▶ **RECORD EXCERPTS**:
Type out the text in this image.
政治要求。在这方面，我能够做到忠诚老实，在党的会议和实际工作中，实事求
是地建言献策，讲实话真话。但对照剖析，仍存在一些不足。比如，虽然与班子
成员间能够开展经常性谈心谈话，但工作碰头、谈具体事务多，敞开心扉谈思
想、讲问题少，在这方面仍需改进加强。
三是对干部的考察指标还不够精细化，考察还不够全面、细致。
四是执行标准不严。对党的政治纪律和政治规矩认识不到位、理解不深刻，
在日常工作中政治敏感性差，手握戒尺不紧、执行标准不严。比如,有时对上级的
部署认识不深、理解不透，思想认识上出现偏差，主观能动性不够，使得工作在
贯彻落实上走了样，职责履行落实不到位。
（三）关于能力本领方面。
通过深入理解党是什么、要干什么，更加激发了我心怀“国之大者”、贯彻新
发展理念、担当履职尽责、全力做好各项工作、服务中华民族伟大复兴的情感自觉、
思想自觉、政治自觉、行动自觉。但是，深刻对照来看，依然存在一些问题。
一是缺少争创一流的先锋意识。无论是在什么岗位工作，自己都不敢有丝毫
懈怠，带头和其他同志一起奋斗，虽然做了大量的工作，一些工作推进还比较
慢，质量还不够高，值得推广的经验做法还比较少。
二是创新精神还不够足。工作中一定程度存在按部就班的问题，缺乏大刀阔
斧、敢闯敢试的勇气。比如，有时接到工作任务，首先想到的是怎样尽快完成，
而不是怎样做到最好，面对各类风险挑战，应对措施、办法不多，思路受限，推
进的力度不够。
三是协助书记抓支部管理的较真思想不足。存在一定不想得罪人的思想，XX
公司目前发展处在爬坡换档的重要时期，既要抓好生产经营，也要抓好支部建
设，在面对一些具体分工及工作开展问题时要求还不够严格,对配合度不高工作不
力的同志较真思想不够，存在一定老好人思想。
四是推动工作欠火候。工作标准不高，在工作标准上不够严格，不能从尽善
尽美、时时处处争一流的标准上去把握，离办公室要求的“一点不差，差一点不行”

▶ **GIVEN EXERCISE**:
Exact copies of all the records are required.

▶ **EXERCISE RESPONSE**:
Type out the text in this image.
政治要求。在这方面，我能够做到忠诚老实，在党的会议和实际工作中，实事求
是地建言献策，讲实话真话。但对照剖析，仍存在一些不足。比如，虽然与班子
成员间能够开展经常性谈心谈话，但工作碰头、谈具体事务多，敞开心扉谈思
想、讲问题少，在这方面仍需改进加强。
三是对干部的考察指标还不够精细化，考察还不够全面、细致。
四是执行标准不严。对党的政治纪律和政治规矩认识不到位、理解不深刻，
在日常工作中政治敏感性差，手握戒尺不紧、执行标准不严。比如,有时对上级的
部署认识不深、理解不透，思想认识上出现偏差，主观能动性不够，使得工作在
贯彻落实上走了样，职责履行落实不到位。
（三）关于能力本领方面。
通过深入理解党是什么、要干什么，更加激发了我心怀“国之大者”、贯彻新
发展理念、担当履职尽责、全力做好各项工作、服务中华民族伟大复兴的情感自觉、
思想自觉、政治自觉、行动自觉。但是，深刻对照来看，依然存在一些问题。
一是缺少争创一流的先锋意识。无论是在什么岗位工作，自己都不敢有丝毫
懈怠，带头和其他同志一起奋斗，虽然做了大量的工作，一些工作推进还比较
慢，质量还不够高，值得推广的经验做法还比较少。
二是创新精神还不够足。工作中一定程度存在按部就班的问题，缺乏大刀阔
斧、敢闯敢试的勇气。比如，有时接到工作任务，首先想到的是怎样尽快完成，
而不是怎样做到最好，面对各类风险挑战，应对措施、办法不多，思路受限，推
进的力度不够。
三是协助书记抓支部管理的较真思想不足。存在一定不想得罪人的思想，XX
公司目前发展处在爬坡换档的重要时期，既要抓好生产经营，也要抓好支部建
设，在面对一些具体分工及工作开展问题时要求还不够严格,对配合度不高工作不
力的同志较真思想不够，存在一定老好人思想。
四是推动工作欠火候。工作标准不高，在工作标准上不够严格，不能从尽善
尽美、时时处处争一流的标准上去把握，离办公室要求的“一点不差，差一点不行”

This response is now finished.